=== DIRECTION ===
Below are the records; reproduce all of them exactly but without any images.

=== DATASET EXTRACT ===

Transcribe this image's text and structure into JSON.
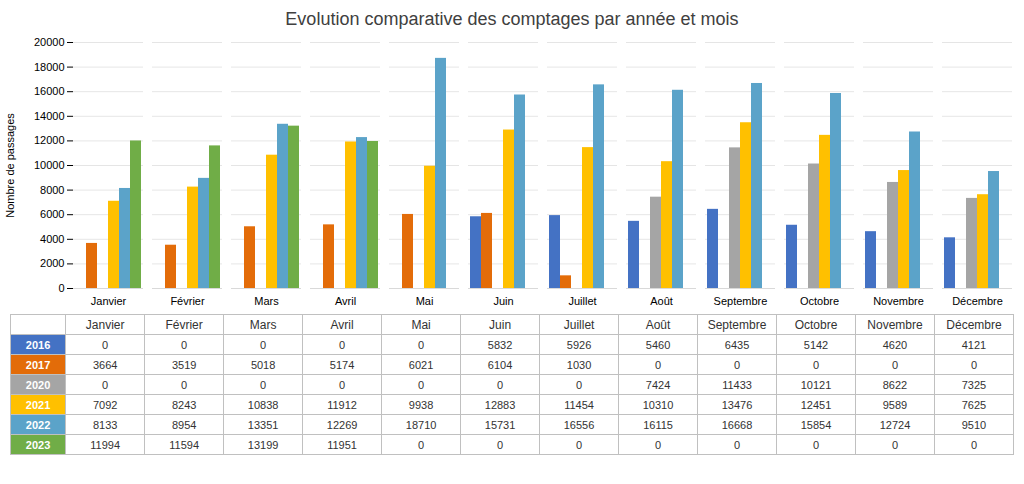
{
  "chart_data": {
    "type": "bar",
    "title": "Evolution comparative des comptages par année et mois",
    "ylabel": "Nombre de passages",
    "categories": [
      "Janvier",
      "Février",
      "Mars",
      "Avril",
      "Mai",
      "Juin",
      "Juillet",
      "Août",
      "Septembre",
      "Octobre",
      "Novembre",
      "Décembre"
    ],
    "series": [
      {
        "name": "2016",
        "color": "#4472C4",
        "values": [
          0,
          0,
          0,
          0,
          0,
          5832,
          5926,
          5460,
          6435,
          5142,
          4620,
          4121
        ]
      },
      {
        "name": "2017",
        "color": "#E36C09",
        "values": [
          3664,
          3519,
          5018,
          5174,
          6021,
          6104,
          1030,
          0,
          0,
          0,
          0,
          0
        ]
      },
      {
        "name": "2020",
        "color": "#A5A5A5",
        "values": [
          0,
          0,
          0,
          0,
          0,
          0,
          0,
          7424,
          11433,
          10121,
          8622,
          7325
        ]
      },
      {
        "name": "2021",
        "color": "#FFC000",
        "values": [
          7092,
          8243,
          10838,
          11912,
          9938,
          12883,
          11454,
          10310,
          13476,
          12451,
          9589,
          7625
        ]
      },
      {
        "name": "2022",
        "color": "#5BA3C9",
        "values": [
          8133,
          8954,
          13351,
          12269,
          18710,
          15731,
          16556,
          16115,
          16668,
          15854,
          12724,
          9510
        ]
      },
      {
        "name": "2023",
        "color": "#70AD47",
        "values": [
          11994,
          11594,
          13199,
          11951,
          0,
          0,
          0,
          0,
          0,
          0,
          0,
          0
        ]
      }
    ],
    "ylim": [
      0,
      20000
    ],
    "yticks": [
      0,
      2000,
      4000,
      6000,
      8000,
      10000,
      12000,
      14000,
      16000,
      18000,
      20000
    ],
    "grid": true
  }
}
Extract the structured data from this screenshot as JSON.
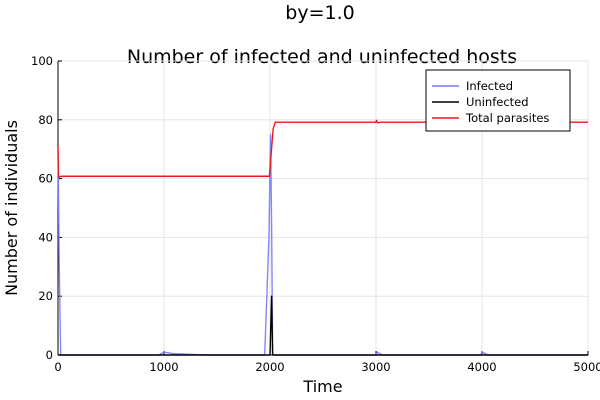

=== SOLUTION TO THIS PROBLEM ===
Transcribe this image's text and structure into JSON.
{
  "chart_data": {
    "type": "bar",
    "title": "Evolution comparative des comptages par année et mois",
    "ylabel": "Nombre de passages",
    "categories": [
      "Janvier",
      "Février",
      "Mars",
      "Avril",
      "Mai",
      "Juin",
      "Juillet",
      "Août",
      "Septembre",
      "Octobre",
      "Novembre",
      "Décembre"
    ],
    "series": [
      {
        "name": "2016",
        "color": "#4472C4",
        "values": [
          0,
          0,
          0,
          0,
          0,
          5832,
          5926,
          5460,
          6435,
          5142,
          4620,
          4121
        ]
      },
      {
        "name": "2017",
        "color": "#E36C09",
        "values": [
          3664,
          3519,
          5018,
          5174,
          6021,
          6104,
          1030,
          0,
          0,
          0,
          0,
          0
        ]
      },
      {
        "name": "2020",
        "color": "#A5A5A5",
        "values": [
          0,
          0,
          0,
          0,
          0,
          0,
          0,
          7424,
          11433,
          10121,
          8622,
          7325
        ]
      },
      {
        "name": "2021",
        "color": "#FFC000",
        "values": [
          7092,
          8243,
          10838,
          11912,
          9938,
          12883,
          11454,
          10310,
          13476,
          12451,
          9589,
          7625
        ]
      },
      {
        "name": "2022",
        "color": "#5BA3C9",
        "values": [
          8133,
          8954,
          13351,
          12269,
          18710,
          15731,
          16556,
          16115,
          16668,
          15854,
          12724,
          9510
        ]
      },
      {
        "name": "2023",
        "color": "#70AD47",
        "values": [
          11994,
          11594,
          13199,
          11951,
          0,
          0,
          0,
          0,
          0,
          0,
          0,
          0
        ]
      }
    ],
    "ylim": [
      0,
      20000
    ],
    "yticks": [
      0,
      2000,
      4000,
      6000,
      8000,
      10000,
      12000,
      14000,
      16000,
      18000,
      20000
    ],
    "grid": true
  }
}
Extract the structured data from this screenshot as JSON.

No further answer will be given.